#### [EXERCISE AIM]
Repeat every entry word for word, skipping the pictures.

#### [TASK INPUT]
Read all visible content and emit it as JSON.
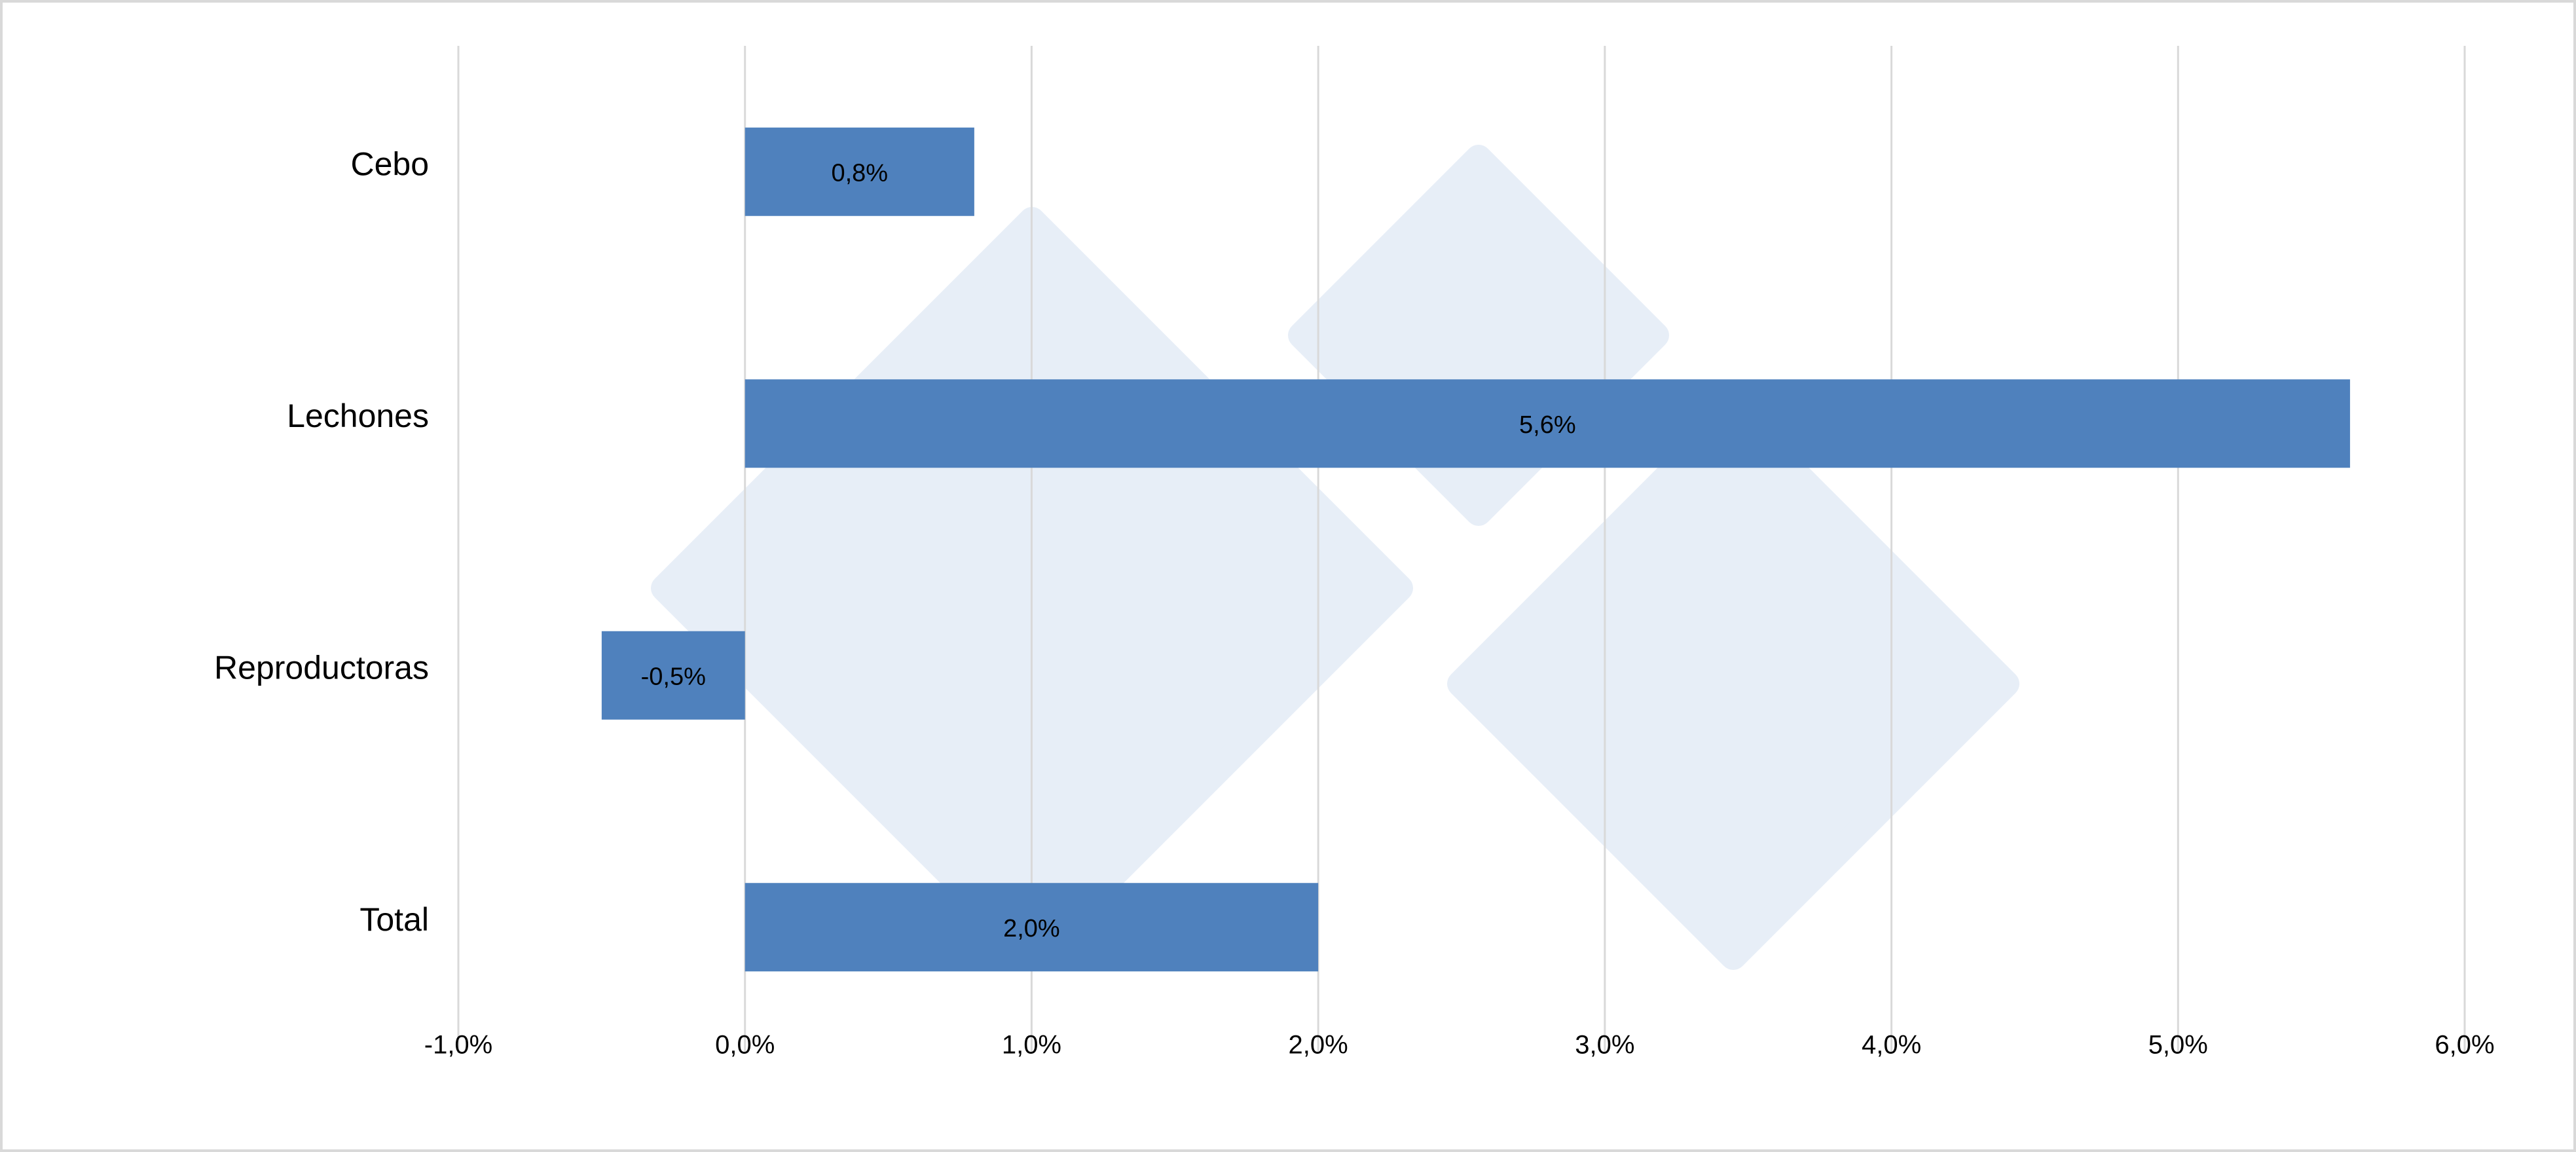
{
  "chart_data": {
    "type": "barh",
    "categories": [
      "Cebo",
      "Lechones",
      "Reproductoras",
      "Total"
    ],
    "values": [
      0.8,
      5.6,
      -0.5,
      2.0
    ],
    "value_labels": [
      "0,8%",
      "5,6%",
      "-0,5%",
      "2,0%"
    ],
    "color": "#4f81bd",
    "xlim": [
      -1,
      6
    ],
    "xticks": [
      {
        "value": -1,
        "label": "-1,0%"
      },
      {
        "value": 0,
        "label": "0,0%"
      },
      {
        "value": 1,
        "label": "1,0%"
      },
      {
        "value": 2,
        "label": "2,0%"
      },
      {
        "value": 3,
        "label": "3,0%"
      },
      {
        "value": 4,
        "label": "4,0%"
      },
      {
        "value": 5,
        "label": "5,0%"
      },
      {
        "value": 6,
        "label": "6,0%"
      }
    ],
    "grid": true
  }
}
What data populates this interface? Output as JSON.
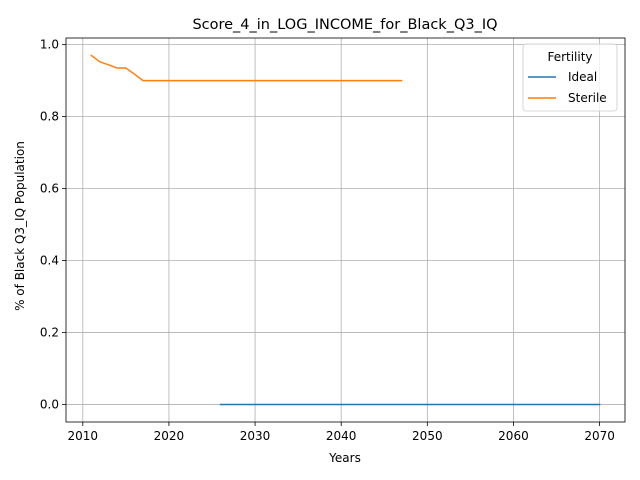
{
  "chart_data": {
    "type": "line",
    "title": "Score_4_in_LOG_INCOME_for_Black_Q3_IQ",
    "xlabel": "Years",
    "ylabel": "% of Black Q3_IQ Population",
    "xlim": [
      2008.05,
      2072.95
    ],
    "ylim": [
      -0.0485,
      1.0185
    ],
    "x_ticks": [
      2010,
      2020,
      2030,
      2040,
      2050,
      2060,
      2070
    ],
    "x_tick_labels": [
      "2010",
      "2020",
      "2030",
      "2040",
      "2050",
      "2060",
      "2070"
    ],
    "y_ticks": [
      0.0,
      0.2,
      0.4,
      0.6,
      0.8,
      1.0
    ],
    "y_tick_labels": [
      "0.0",
      "0.2",
      "0.4",
      "0.6",
      "0.8",
      "1.0"
    ],
    "grid": true,
    "legend": {
      "title": "Fertility",
      "placement": "top-right"
    },
    "series": [
      {
        "name": "Ideal",
        "color": "#1f77b4",
        "x": [
          2026,
          2070
        ],
        "y": [
          0.0,
          0.0
        ]
      },
      {
        "name": "Sterile",
        "color": "#ff7f0e",
        "x": [
          2011,
          2012,
          2013,
          2014,
          2015,
          2016,
          2017,
          2018,
          2020,
          2025,
          2030,
          2035,
          2040,
          2045,
          2047
        ],
        "y": [
          0.97,
          0.952,
          0.944,
          0.935,
          0.935,
          0.918,
          0.9,
          0.9,
          0.9,
          0.9,
          0.9,
          0.9,
          0.9,
          0.9,
          0.9
        ]
      }
    ]
  }
}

#### [OUTPUT]
Read all visible content and emit it as JSON.
{
  "chart_data": {
    "type": "barh",
    "categories": [
      "Cebo",
      "Lechones",
      "Reproductoras",
      "Total"
    ],
    "values": [
      0.8,
      5.6,
      -0.5,
      2.0
    ],
    "value_labels": [
      "0,8%",
      "5,6%",
      "-0,5%",
      "2,0%"
    ],
    "color": "#4f81bd",
    "xlim": [
      -1,
      6
    ],
    "xticks": [
      {
        "value": -1,
        "label": "-1,0%"
      },
      {
        "value": 0,
        "label": "0,0%"
      },
      {
        "value": 1,
        "label": "1,0%"
      },
      {
        "value": 2,
        "label": "2,0%"
      },
      {
        "value": 3,
        "label": "3,0%"
      },
      {
        "value": 4,
        "label": "4,0%"
      },
      {
        "value": 5,
        "label": "5,0%"
      },
      {
        "value": 6,
        "label": "6,0%"
      }
    ],
    "grid": true
  }
}
What data populates this interface? Output as JSON.
{
  "chart_data": {
    "type": "line",
    "title": "Score_4_in_LOG_INCOME_for_Black_Q3_IQ",
    "xlabel": "Years",
    "ylabel": "% of Black Q3_IQ Population",
    "xlim": [
      2008.05,
      2072.95
    ],
    "ylim": [
      -0.0485,
      1.0185
    ],
    "x_ticks": [
      2010,
      2020,
      2030,
      2040,
      2050,
      2060,
      2070
    ],
    "x_tick_labels": [
      "2010",
      "2020",
      "2030",
      "2040",
      "2050",
      "2060",
      "2070"
    ],
    "y_ticks": [
      0.0,
      0.2,
      0.4,
      0.6,
      0.8,
      1.0
    ],
    "y_tick_labels": [
      "0.0",
      "0.2",
      "0.4",
      "0.6",
      "0.8",
      "1.0"
    ],
    "grid": true,
    "legend": {
      "title": "Fertility",
      "placement": "top-right"
    },
    "series": [
      {
        "name": "Ideal",
        "color": "#1f77b4",
        "x": [
          2026,
          2070
        ],
        "y": [
          0.0,
          0.0
        ]
      },
      {
        "name": "Sterile",
        "color": "#ff7f0e",
        "x": [
          2011,
          2012,
          2013,
          2014,
          2015,
          2016,
          2017,
          2018,
          2020,
          2025,
          2030,
          2035,
          2040,
          2045,
          2047
        ],
        "y": [
          0.97,
          0.952,
          0.944,
          0.935,
          0.935,
          0.918,
          0.9,
          0.9,
          0.9,
          0.9,
          0.9,
          0.9,
          0.9,
          0.9,
          0.9
        ]
      }
    ]
  }
}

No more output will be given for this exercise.